## BEGIN
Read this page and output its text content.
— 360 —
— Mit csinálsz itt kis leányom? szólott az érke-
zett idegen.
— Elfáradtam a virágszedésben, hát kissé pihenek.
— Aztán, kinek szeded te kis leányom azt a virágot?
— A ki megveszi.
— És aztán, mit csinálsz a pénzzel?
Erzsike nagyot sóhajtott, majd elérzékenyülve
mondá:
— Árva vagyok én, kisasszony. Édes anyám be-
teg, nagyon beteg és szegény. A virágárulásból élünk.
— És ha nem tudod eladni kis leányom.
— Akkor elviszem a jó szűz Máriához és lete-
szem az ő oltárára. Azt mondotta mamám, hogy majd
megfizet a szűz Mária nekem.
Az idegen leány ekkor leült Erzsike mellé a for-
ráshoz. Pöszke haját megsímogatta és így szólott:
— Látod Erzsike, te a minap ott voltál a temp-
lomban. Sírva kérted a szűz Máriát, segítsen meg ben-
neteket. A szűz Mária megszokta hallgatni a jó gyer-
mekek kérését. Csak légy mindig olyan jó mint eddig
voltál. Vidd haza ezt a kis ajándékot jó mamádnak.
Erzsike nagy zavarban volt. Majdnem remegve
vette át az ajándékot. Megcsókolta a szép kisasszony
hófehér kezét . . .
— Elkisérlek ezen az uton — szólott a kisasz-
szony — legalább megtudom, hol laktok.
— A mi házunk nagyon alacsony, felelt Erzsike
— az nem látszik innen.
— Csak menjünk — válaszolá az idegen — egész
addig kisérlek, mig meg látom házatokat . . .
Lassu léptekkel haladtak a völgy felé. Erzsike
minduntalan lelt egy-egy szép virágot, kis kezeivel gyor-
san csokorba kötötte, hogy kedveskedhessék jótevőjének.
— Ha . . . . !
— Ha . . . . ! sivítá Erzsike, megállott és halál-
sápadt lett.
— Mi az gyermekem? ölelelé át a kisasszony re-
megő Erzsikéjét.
## END
_TASK TO CARRY OUT:_ Locate the word "csinálsz" in the records and collect each line it appears in.

_SOLUTION TO THE PROBLEM:_
— Mit csinálsz itt kis leányom? szólott az érke-
— És aztán, mit csinálsz a pénzzel?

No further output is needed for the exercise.